TASK INSTRUCTIONS. Lay out the lines of the records below from the one containing "Patent image size: (867, 363)." through the one containing "The front portion of", both included, as a JSON list of strings with one string per line. Leave out blank lines.

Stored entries
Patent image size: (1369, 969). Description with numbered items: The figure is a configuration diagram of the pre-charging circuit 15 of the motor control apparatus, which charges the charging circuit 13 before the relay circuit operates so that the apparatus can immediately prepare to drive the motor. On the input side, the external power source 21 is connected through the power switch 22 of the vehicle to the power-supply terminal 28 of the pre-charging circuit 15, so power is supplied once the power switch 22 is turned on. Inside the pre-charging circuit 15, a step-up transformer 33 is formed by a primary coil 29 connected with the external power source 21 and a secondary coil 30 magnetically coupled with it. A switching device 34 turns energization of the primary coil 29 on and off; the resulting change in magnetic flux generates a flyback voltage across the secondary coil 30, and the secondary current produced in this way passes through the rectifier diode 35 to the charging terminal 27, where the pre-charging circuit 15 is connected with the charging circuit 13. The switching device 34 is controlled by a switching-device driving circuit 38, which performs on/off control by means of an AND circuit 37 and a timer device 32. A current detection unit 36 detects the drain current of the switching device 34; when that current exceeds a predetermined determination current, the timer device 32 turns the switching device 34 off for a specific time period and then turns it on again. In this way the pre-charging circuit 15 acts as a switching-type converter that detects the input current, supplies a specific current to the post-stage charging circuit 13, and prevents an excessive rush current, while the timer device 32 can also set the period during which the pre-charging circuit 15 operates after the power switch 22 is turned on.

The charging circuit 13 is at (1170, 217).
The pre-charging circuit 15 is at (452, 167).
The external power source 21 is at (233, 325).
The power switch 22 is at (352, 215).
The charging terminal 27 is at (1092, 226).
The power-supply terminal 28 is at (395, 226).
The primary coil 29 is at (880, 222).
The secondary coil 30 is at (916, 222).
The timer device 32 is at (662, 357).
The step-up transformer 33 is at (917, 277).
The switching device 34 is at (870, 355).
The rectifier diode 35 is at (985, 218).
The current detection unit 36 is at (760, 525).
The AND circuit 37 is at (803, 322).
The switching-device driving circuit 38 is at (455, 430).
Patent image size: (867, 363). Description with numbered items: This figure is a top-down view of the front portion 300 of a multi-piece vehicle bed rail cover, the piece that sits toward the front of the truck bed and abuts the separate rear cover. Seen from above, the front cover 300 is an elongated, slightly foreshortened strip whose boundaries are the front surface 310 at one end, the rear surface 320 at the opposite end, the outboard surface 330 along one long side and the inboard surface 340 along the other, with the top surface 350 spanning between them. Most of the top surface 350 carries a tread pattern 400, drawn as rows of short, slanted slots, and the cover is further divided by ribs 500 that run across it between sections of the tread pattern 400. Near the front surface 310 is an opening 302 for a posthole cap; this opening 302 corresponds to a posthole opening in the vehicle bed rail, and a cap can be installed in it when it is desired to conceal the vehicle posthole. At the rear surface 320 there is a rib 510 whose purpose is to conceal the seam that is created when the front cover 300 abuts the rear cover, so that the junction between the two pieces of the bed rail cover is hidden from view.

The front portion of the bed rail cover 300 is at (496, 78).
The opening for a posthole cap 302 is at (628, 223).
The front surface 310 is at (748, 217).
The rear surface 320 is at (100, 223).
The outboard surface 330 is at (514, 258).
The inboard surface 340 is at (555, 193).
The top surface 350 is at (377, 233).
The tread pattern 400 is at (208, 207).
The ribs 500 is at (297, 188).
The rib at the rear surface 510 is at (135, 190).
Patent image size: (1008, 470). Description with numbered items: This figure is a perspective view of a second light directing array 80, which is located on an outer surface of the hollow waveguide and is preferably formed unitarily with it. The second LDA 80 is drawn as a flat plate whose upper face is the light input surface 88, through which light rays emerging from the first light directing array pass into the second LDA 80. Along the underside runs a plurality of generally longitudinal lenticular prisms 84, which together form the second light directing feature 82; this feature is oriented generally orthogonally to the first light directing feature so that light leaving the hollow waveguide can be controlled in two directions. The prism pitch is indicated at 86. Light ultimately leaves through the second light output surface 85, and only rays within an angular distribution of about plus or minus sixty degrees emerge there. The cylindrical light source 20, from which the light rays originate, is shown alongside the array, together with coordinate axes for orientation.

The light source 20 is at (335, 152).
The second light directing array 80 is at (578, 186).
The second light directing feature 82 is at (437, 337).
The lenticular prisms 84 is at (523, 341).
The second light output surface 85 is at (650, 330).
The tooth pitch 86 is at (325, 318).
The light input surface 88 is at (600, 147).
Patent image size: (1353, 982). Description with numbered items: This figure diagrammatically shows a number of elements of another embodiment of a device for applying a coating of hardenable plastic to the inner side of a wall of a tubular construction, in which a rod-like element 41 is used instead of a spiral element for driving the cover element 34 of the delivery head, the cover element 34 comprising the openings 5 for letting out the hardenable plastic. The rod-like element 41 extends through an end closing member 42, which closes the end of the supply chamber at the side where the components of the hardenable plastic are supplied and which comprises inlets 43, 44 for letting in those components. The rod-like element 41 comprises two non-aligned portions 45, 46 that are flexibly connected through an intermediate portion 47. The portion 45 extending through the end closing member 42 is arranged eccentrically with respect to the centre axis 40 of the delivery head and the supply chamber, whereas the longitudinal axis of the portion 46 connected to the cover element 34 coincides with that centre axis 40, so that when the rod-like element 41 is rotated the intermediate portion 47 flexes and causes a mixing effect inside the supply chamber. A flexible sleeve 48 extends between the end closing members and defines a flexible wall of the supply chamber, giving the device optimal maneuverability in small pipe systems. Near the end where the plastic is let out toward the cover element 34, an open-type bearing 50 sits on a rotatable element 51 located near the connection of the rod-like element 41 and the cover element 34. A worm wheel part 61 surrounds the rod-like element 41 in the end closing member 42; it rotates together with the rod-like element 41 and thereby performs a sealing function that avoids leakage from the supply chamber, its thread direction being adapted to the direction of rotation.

ANSWER TO THE EXERCISE.
[
  "Patent image size: (867, 363). Description with numbered items: This figure is a top-down view of the front portion 300 of a multi-piece vehicle bed rail cover, the piece that sits toward the front of the truck bed and abuts the separate rear cover. Seen from above, the front cover 300 is an elongated, slightly foreshortened strip whose boundaries are the front surface 310 at one end, the rear surface 320 at the opposite end, the outboard surface 330 along one long side and the inboard surface 340 along the other, with the top surface 350 spanning between them. Most of the top surface 350 carries a tread pattern 400, drawn as rows of short, slanted slots, and the cover is further divided by ribs 500 that run across it between sections of the tread pattern 400. Near the front surface 310 is an opening 302 for a posthole cap; this opening 302 corresponds to a posthole opening in the vehicle bed rail, and a cap can be installed in it when it is desired to conceal the vehicle posthole. At the rear surface 320 there is a rib 510 whose purpose is to conceal the seam that is created when the front cover 300 abuts the rear cover, so that the junction between the two pieces of the bed rail cover is hidden from view.",
  "The front portion of the bed rail cover 300 is at (496, 78)."
]